Instructions for the task ▸
Make an exact copy of the listing below.

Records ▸
'''

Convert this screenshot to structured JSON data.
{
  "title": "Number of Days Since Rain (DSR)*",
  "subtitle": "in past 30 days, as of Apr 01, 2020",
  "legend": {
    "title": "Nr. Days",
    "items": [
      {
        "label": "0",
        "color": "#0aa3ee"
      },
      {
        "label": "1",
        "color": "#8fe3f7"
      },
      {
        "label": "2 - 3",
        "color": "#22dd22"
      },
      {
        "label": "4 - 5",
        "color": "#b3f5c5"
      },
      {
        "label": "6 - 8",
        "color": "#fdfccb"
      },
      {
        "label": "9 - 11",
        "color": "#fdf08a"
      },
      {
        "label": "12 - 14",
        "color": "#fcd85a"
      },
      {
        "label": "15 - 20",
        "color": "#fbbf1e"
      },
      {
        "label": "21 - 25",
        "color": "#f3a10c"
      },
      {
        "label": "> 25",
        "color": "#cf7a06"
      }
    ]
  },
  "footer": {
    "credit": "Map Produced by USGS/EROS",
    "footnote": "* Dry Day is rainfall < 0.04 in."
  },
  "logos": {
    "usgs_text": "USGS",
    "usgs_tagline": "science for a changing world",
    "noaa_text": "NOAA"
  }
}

'''

Answer to the exercise ▸
Convert this screenshot to structured JSON data.
{
  "title": "Number of Days Since Rain (DSR)*",
  "subtitle": "in past 30 days, as of Apr 01, 2020",
  "legend": {
    "title": "Nr. Days",
    "items": [
      {
        "label": "0",
        "color": "#0aa3ee"
      },
      {
        "label": "1",
        "color": "#8fe3f7"
      },
      {
        "label": "2 - 3",
        "color": "#22dd22"
      },
      {
        "label": "4 - 5",
        "color": "#b3f5c5"
      },
      {
        "label": "6 - 8",
        "color": "#fdfccb"
      },
      {
        "label": "9 - 11",
        "color": "#fdf08a"
      },
      {
        "label": "12 - 14",
        "color": "#fcd85a"
      },
      {
        "label": "15 - 20",
        "color": "#fbbf1e"
      },
      {
        "label": "21 - 25",
        "color": "#f3a10c"
      },
      {
        "label": "> 25",
        "color": "#cf7a06"
      }
    ]
  },
  "footer": {
    "credit": "Map Produced by USGS/EROS",
    "footnote": "* Dry Day is rainfall < 0.04 in."
  },
  "logos": {
    "usgs_text": "USGS",
    "usgs_tagline": "science for a changing world",
    "noaa_text": "NOAA"
  }
}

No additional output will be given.